Collected data entries
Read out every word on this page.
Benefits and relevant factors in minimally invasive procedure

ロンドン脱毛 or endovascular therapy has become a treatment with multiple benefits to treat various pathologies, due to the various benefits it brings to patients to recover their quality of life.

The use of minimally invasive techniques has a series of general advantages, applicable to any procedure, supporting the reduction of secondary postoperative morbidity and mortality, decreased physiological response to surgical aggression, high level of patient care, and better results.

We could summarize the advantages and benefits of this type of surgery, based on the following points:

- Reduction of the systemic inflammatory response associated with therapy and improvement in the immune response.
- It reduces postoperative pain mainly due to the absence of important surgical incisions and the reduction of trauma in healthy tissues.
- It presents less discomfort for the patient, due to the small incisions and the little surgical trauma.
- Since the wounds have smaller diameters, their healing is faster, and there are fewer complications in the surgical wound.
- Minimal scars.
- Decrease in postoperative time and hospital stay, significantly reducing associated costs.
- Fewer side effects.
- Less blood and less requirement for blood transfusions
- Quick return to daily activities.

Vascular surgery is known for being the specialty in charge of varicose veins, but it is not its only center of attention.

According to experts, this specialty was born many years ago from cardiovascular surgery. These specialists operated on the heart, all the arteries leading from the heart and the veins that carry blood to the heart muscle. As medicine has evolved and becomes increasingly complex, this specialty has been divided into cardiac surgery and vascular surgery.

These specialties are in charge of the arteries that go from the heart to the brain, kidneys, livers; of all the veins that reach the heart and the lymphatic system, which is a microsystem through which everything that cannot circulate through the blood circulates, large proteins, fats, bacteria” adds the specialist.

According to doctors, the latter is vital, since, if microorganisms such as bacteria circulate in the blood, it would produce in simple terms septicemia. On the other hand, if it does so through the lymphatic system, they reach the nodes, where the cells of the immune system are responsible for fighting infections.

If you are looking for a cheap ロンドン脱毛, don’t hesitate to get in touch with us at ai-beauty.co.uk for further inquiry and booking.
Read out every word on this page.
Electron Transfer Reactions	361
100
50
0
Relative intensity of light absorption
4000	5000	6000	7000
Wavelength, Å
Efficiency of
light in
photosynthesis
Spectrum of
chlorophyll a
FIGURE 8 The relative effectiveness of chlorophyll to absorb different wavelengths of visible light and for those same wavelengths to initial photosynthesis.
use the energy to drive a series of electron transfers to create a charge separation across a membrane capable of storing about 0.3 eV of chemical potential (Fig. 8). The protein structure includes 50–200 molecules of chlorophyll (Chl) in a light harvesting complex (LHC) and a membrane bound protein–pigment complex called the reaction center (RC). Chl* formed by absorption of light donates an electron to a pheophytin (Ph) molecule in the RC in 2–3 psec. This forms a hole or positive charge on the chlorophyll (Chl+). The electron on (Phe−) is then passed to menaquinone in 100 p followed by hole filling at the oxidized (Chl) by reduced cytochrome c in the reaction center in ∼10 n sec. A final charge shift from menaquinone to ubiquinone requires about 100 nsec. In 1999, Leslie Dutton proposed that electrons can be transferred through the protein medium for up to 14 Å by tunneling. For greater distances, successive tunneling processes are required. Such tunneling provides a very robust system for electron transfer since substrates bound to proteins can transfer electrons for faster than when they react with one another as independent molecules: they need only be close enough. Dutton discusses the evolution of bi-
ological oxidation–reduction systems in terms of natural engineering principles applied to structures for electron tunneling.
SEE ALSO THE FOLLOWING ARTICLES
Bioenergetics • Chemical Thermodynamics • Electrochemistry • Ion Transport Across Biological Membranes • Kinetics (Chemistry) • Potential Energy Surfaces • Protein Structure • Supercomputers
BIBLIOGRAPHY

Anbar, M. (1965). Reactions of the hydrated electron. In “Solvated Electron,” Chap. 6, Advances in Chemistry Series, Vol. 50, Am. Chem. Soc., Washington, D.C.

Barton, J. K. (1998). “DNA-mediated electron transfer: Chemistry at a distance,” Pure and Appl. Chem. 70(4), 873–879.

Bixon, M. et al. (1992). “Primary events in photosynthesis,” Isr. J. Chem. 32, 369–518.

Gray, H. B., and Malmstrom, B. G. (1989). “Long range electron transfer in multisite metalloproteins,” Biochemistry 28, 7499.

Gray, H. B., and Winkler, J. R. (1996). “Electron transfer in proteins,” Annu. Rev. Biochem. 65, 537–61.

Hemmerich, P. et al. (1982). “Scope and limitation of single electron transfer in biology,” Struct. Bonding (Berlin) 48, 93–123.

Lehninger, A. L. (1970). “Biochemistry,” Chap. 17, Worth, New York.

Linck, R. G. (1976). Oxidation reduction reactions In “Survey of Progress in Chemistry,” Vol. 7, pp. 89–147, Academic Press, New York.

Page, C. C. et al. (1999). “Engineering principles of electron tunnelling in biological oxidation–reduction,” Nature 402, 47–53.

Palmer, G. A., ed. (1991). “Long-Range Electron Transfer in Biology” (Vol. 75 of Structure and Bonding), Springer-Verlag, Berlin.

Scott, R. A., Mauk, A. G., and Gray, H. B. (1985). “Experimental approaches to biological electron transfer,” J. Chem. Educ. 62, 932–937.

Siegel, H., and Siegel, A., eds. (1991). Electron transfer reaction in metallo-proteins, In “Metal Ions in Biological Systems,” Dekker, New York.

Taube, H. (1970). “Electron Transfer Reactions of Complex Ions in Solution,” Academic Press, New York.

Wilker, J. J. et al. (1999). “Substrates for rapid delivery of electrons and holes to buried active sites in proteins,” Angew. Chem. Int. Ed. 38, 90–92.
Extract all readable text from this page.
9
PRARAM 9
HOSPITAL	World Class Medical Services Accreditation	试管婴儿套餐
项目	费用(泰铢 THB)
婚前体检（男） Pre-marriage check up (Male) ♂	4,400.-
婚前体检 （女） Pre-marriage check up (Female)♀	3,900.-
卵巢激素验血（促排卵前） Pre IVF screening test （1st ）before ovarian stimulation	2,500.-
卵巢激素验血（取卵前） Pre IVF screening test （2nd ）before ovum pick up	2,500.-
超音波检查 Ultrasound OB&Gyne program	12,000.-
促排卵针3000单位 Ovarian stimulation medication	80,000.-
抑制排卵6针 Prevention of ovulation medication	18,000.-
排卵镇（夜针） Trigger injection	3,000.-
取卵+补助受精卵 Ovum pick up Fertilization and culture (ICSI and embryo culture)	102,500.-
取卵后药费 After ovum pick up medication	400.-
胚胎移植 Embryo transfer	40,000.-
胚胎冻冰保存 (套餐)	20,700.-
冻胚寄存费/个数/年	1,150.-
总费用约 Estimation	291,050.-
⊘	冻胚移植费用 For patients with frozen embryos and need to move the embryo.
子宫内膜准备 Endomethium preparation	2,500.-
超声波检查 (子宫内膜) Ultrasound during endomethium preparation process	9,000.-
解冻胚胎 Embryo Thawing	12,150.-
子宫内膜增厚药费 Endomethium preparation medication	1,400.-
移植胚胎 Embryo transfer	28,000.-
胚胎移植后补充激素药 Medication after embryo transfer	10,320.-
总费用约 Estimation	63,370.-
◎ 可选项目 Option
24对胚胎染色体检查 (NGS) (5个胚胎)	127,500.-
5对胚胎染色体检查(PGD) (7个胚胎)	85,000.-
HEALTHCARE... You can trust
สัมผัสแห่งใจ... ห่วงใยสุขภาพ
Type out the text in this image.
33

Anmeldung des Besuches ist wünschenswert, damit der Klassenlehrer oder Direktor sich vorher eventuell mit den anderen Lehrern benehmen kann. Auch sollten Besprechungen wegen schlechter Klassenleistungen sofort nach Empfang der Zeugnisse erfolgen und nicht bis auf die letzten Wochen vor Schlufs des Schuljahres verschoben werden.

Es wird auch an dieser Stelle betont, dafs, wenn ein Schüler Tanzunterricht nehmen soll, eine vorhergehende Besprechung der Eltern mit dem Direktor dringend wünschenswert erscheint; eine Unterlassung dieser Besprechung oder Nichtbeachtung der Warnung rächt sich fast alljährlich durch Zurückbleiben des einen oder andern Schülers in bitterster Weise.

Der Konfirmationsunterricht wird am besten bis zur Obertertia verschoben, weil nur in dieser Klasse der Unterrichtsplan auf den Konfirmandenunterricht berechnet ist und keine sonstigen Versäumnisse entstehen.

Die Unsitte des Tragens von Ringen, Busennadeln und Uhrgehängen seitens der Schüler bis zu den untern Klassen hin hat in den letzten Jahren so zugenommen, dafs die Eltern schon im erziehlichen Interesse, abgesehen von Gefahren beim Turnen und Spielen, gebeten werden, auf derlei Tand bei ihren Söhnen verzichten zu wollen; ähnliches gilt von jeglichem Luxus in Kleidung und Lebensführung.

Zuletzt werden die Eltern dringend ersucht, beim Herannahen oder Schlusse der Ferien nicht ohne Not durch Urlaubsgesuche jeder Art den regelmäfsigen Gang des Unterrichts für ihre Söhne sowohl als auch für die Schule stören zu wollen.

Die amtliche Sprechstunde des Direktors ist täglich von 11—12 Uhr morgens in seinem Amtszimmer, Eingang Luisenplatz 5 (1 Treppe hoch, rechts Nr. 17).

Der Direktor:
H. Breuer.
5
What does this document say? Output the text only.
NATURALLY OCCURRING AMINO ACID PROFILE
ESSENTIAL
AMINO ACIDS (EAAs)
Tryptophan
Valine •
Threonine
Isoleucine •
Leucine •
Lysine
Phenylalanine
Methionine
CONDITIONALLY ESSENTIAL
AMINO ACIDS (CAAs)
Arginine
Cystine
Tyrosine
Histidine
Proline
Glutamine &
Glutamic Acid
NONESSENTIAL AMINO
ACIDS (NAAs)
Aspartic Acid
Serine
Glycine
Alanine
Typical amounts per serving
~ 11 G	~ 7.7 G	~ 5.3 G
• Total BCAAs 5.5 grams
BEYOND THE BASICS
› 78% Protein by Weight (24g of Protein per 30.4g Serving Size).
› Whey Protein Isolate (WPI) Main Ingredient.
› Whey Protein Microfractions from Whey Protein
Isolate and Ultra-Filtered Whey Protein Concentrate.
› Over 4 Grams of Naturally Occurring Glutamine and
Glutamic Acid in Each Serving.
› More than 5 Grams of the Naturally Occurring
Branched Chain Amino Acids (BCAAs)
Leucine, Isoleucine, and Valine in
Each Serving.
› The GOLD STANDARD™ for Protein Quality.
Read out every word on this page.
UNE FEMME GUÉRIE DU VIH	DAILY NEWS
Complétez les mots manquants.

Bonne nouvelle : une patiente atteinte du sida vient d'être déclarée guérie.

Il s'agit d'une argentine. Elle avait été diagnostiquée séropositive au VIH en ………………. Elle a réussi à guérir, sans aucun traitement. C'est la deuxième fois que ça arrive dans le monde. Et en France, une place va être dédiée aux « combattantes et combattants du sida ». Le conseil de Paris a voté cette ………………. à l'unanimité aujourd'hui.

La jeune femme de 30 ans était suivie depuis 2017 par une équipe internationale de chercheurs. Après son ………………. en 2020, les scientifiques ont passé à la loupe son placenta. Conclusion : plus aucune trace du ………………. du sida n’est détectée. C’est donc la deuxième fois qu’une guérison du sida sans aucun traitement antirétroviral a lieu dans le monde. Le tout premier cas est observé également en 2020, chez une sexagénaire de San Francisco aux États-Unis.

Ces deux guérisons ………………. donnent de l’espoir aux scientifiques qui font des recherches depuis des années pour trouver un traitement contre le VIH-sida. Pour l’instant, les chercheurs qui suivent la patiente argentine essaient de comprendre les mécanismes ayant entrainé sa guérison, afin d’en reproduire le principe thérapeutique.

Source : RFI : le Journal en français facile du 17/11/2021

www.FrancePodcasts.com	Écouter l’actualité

**What the task requires**
Lines above that include the string "durch" need to be copied.

**Exercise response**
Es wird auch an dieser Stelle betont, dafs, wenn ein Schüler Tanzunterricht nehmen soll, eine vorhergehende Besprechung der Eltern mit dem Direktor dringend wünschenswert erscheint; eine Unterlassung dieser Besprechung oder Nichtbeachtung der Warnung rächt sich fast alljährlich durch Zurückbleiben des einen oder andern Schülers in bitterster Weise.
Zuletzt werden die Eltern dringend ersucht, beim Herannahen oder Schlusse der Ferien nicht ohne Not durch Urlaubsgesuche jeder Art den regelmäfsigen Gang des Unterrichts für ihre Söhne sowohl als auch für die Schule stören zu wollen.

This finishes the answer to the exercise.